(Document understanding data)
★ ★ ★ ★ ★
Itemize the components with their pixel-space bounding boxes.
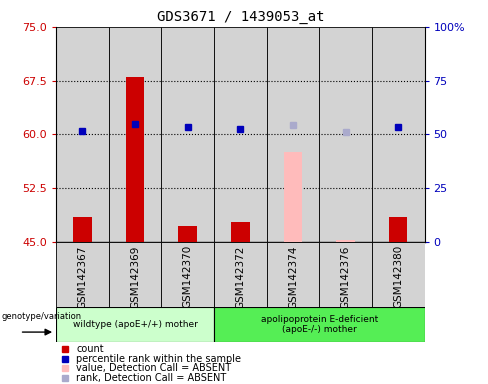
Text: GSM142374: GSM142374 [288,245,298,309]
Bar [284,152,302,242]
Bar [372,242,425,307]
Bar [162,27,214,242]
Bar [56,27,109,242]
Text: GSM142380: GSM142380 [393,245,403,308]
Text: percentile rank within the sample: percentile rank within the sample [77,354,242,364]
Bar [109,27,162,242]
Bar [109,242,162,307]
Text: GSM142370: GSM142370 [183,245,193,308]
Bar [56,307,214,342]
Bar [214,307,425,342]
Bar [231,222,249,242]
Text: GSM142367: GSM142367 [78,245,87,309]
Text: apolipoprotein E-deficient
(apoE-/-) mother: apolipoprotein E-deficient (apoE-/-) mot… [261,315,378,334]
Text: wildtype (apoE+/+) mother: wildtype (apoE+/+) mother [73,320,198,329]
Bar [319,242,372,307]
Bar [126,77,144,242]
Bar [162,242,214,307]
Bar [56,242,109,307]
Bar [336,240,355,242]
Bar [266,27,319,242]
Bar [389,217,407,242]
Bar [73,217,92,242]
Bar [214,27,266,242]
Text: GSM142376: GSM142376 [341,245,350,309]
Bar [319,27,372,242]
Text: rank, Detection Call = ABSENT: rank, Detection Call = ABSENT [77,373,226,383]
Bar [179,226,197,242]
Bar [266,242,319,307]
Text: GSM142372: GSM142372 [235,245,245,309]
Text: value, Detection Call = ABSENT: value, Detection Call = ABSENT [77,363,231,373]
Text: count: count [77,344,104,354]
Text: GSM142369: GSM142369 [130,245,140,309]
Bar [372,27,425,242]
Title: GDS3671 / 1439053_at: GDS3671 / 1439053_at [157,10,324,25]
Text: genotype/variation: genotype/variation [1,312,81,321]
Bar [214,242,266,307]
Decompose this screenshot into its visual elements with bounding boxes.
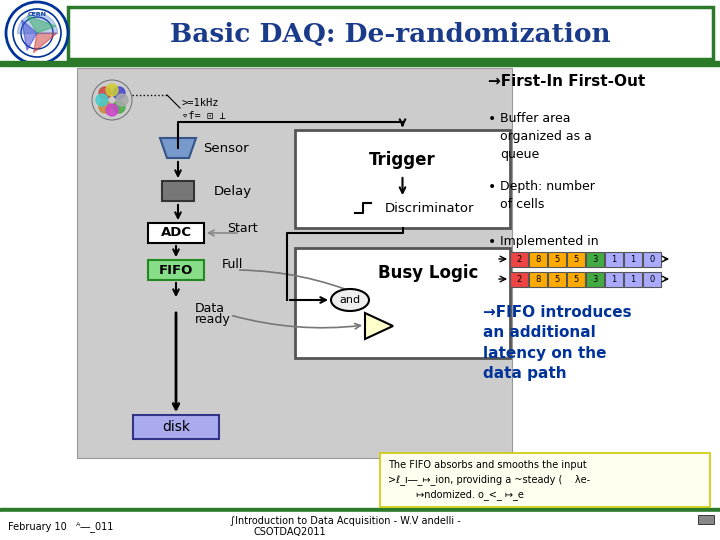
Text: ADC: ADC [161, 226, 192, 240]
Text: February 10   ᴬ―_011: February 10 ᴬ―_011 [8, 522, 113, 532]
Text: Implemented in: Implemented in [500, 235, 598, 248]
Bar [162, 181, 194, 201]
Polygon shape [34, 33, 57, 53]
Text: 1: 1 [611, 255, 616, 264]
Text: Busy Logic: Busy Logic [378, 264, 479, 282]
Text: ready: ready [195, 314, 230, 327]
Bar [643, 272, 661, 287]
Text: 1: 1 [611, 275, 616, 284]
Bar [586, 272, 604, 287]
Bar [295, 248, 510, 358]
Text: 3: 3 [593, 275, 598, 284]
Text: Depth: number
of cells: Depth: number of cells [500, 180, 595, 211]
Polygon shape [365, 313, 393, 339]
Circle shape [106, 84, 118, 96]
Bar [586, 252, 604, 267]
Text: 5: 5 [554, 255, 559, 264]
Circle shape [113, 87, 125, 99]
Circle shape [99, 87, 111, 99]
Circle shape [99, 101, 111, 113]
Text: >=1kHz: >=1kHz [182, 98, 220, 108]
Text: 1: 1 [631, 275, 636, 284]
Text: Start: Start [227, 221, 258, 234]
Bar [380, 453, 710, 507]
Text: CSOTDAQ2011: CSOTDAQ2011 [253, 527, 325, 537]
Polygon shape [160, 138, 196, 158]
Text: 8: 8 [535, 275, 541, 284]
Text: 1: 1 [631, 255, 636, 264]
Bar [510, 272, 528, 287]
Text: 5: 5 [554, 275, 559, 284]
Text: 2: 2 [516, 255, 521, 264]
Circle shape [116, 94, 128, 106]
Bar [605, 252, 623, 267]
Text: Trigger: Trigger [369, 151, 436, 169]
Text: Data: Data [195, 301, 225, 314]
Bar [0, 508, 720, 512]
Text: 2: 2 [516, 275, 521, 284]
Text: 5: 5 [573, 275, 579, 284]
Text: Basic DAQ: De-randomization: Basic DAQ: De-randomization [170, 22, 611, 46]
Text: →First-In First-Out: →First-In First-Out [488, 75, 645, 90]
Bar [148, 260, 204, 280]
Bar [698, 515, 714, 524]
Text: ∫Introduction to Data Acquisition - W.V andelli -: ∫Introduction to Data Acquisition - W.V … [230, 516, 461, 526]
Circle shape [113, 101, 125, 113]
Bar [529, 272, 547, 287]
Bar [133, 415, 219, 439]
Text: CERN: CERN [27, 12, 47, 17]
Text: 8: 8 [535, 255, 541, 264]
Bar [567, 272, 585, 287]
Text: Delay: Delay [214, 185, 252, 198]
Text: •: • [488, 235, 496, 249]
Circle shape [106, 104, 118, 116]
Text: 5: 5 [573, 255, 579, 264]
Bar [148, 223, 204, 243]
Bar [0, 61, 720, 66]
Text: 0: 0 [649, 255, 654, 264]
Bar [0, 512, 720, 540]
Text: disk: disk [162, 420, 190, 434]
Text: The FIFO absorbs and smooths the input
>ℓ_ı―_↦_ion, providing a ~steady (    λe-: The FIFO absorbs and smooths the input >… [388, 460, 590, 500]
Bar [510, 252, 528, 267]
Text: and: and [339, 295, 361, 305]
Bar [77, 68, 512, 458]
Bar [567, 252, 585, 267]
Text: Buffer area
organized as a
queue: Buffer area organized as a queue [500, 112, 592, 161]
Bar [605, 272, 623, 287]
Circle shape [6, 2, 68, 64]
Text: →FIFO introduces
an additional
latency on the
data path: →FIFO introduces an additional latency o… [483, 305, 631, 381]
Bar [68, 7, 713, 59]
Circle shape [96, 94, 108, 106]
Polygon shape [27, 16, 55, 33]
Text: Sensor: Sensor [203, 141, 248, 154]
Text: •: • [488, 180, 496, 194]
Polygon shape [22, 20, 37, 50]
Bar [529, 252, 547, 267]
Bar [548, 272, 566, 287]
Text: 0: 0 [649, 275, 654, 284]
Bar [548, 252, 566, 267]
Bar [643, 252, 661, 267]
Bar [624, 252, 642, 267]
Text: •: • [488, 112, 496, 126]
Bar [295, 130, 510, 228]
Ellipse shape [331, 289, 369, 311]
Text: Full: Full [222, 259, 243, 272]
Text: FIFO: FIFO [159, 264, 193, 276]
Text: ⌔f= ⊡_⊥: ⌔f= ⊡_⊥ [182, 111, 226, 122]
Bar [624, 272, 642, 287]
Text: 3: 3 [593, 255, 598, 264]
Text: Discriminator: Discriminator [385, 201, 474, 214]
★ ★ ★ ★ ★
Show every line above in which the word "Detection" is found.

- **Reply to the exercise**
Text: rank, Detection Call = ABSENT: rank, Detection Call = ABSENT [77,373,226,383]
Text: value, Detection Call = ABSENT: value, Detection Call = ABSENT [77,363,231,373]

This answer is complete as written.